───── Dataset records ─────

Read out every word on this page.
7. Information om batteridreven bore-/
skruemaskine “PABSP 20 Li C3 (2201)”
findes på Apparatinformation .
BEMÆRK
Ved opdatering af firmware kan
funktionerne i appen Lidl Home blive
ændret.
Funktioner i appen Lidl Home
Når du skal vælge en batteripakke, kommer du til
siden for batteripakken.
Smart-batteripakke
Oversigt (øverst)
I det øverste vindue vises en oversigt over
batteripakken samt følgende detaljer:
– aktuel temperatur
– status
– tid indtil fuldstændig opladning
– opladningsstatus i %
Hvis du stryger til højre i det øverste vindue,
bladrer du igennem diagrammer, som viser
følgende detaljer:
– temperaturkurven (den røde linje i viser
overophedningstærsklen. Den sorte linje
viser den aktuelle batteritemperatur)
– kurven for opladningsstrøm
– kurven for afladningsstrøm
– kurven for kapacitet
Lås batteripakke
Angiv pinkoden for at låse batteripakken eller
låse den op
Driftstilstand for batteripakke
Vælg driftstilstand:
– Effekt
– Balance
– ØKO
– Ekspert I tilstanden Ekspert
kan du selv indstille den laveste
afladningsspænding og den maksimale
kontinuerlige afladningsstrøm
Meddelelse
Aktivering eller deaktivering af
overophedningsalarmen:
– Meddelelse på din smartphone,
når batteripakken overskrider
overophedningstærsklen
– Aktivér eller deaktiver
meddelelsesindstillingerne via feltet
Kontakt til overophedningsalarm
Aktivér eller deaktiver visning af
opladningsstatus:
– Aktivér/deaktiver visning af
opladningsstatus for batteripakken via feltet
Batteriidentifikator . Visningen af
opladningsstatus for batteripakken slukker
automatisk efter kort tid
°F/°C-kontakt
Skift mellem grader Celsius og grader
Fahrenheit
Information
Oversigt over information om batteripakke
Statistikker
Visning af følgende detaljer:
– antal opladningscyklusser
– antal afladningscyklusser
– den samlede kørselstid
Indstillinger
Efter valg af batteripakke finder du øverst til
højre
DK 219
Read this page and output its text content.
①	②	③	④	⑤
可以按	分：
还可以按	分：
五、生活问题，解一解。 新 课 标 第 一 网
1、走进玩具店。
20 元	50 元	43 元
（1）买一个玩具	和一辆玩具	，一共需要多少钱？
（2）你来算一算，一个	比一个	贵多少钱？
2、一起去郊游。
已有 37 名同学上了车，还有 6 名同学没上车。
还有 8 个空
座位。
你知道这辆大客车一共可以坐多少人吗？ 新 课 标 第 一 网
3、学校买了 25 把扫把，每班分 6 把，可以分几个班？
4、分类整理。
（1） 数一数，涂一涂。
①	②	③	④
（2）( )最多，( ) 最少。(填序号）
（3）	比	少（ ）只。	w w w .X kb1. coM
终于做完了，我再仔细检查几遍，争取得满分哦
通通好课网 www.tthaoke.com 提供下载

─────

=== Stated problem ===
Indicate how many lines of the material include the word "afladningsstrøm"; the number alone is required.

=== Reply to the exercise ===
2